**Exercise description:**
Look for "this" in each line of the entries, and return the matching lines.

--- --- ---

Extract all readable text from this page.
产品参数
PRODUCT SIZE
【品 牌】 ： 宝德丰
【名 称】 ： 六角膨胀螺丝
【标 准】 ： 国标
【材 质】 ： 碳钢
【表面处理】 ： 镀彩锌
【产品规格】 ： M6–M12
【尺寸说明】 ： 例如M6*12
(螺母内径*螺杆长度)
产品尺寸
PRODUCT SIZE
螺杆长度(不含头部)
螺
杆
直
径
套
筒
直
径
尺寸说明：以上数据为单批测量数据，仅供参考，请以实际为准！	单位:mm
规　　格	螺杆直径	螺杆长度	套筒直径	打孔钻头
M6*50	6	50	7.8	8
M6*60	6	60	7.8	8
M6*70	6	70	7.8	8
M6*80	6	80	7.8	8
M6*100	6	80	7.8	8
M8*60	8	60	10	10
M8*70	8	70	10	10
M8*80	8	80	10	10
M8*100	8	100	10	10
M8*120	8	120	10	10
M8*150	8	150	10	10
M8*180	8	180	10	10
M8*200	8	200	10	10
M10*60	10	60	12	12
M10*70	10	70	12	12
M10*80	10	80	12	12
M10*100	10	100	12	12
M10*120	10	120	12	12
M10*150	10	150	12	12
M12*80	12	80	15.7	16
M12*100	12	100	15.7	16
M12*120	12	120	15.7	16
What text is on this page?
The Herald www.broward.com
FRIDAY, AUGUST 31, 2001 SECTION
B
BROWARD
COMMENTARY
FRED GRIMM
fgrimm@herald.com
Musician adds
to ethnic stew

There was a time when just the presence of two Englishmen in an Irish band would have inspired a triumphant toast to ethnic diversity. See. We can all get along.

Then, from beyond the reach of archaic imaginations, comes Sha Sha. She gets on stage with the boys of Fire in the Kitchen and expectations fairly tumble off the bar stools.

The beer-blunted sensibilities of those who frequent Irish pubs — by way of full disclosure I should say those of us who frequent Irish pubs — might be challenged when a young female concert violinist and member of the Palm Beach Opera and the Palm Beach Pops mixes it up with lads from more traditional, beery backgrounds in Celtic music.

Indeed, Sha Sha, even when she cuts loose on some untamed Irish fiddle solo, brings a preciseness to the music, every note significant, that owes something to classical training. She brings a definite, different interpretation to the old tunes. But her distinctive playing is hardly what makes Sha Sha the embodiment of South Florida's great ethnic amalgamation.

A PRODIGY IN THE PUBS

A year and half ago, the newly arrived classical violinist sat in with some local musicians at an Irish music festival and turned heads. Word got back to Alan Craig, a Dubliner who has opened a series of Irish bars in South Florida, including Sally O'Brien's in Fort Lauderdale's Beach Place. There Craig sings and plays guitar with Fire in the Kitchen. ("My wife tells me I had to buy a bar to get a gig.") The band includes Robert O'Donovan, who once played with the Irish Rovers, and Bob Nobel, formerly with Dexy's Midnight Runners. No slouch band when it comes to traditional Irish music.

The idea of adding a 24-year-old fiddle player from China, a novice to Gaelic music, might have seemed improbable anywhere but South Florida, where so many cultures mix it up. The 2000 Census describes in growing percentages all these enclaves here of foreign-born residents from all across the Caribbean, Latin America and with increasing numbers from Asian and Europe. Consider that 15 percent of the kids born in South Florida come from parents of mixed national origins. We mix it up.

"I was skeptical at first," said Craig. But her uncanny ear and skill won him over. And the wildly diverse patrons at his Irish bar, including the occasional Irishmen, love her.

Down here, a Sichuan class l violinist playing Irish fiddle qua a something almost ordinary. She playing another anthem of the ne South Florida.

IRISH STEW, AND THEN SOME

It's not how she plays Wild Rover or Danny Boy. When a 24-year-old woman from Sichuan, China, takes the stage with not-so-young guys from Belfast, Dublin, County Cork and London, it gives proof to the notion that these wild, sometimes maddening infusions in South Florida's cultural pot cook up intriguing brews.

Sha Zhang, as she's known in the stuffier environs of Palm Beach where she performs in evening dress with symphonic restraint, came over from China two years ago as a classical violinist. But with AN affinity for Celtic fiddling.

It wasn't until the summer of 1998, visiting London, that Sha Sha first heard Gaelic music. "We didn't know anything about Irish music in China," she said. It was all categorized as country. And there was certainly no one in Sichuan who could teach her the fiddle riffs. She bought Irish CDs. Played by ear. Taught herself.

--- --- ---

**Result of the exercise:**
Extract all readable text from this page.
What text is on this page?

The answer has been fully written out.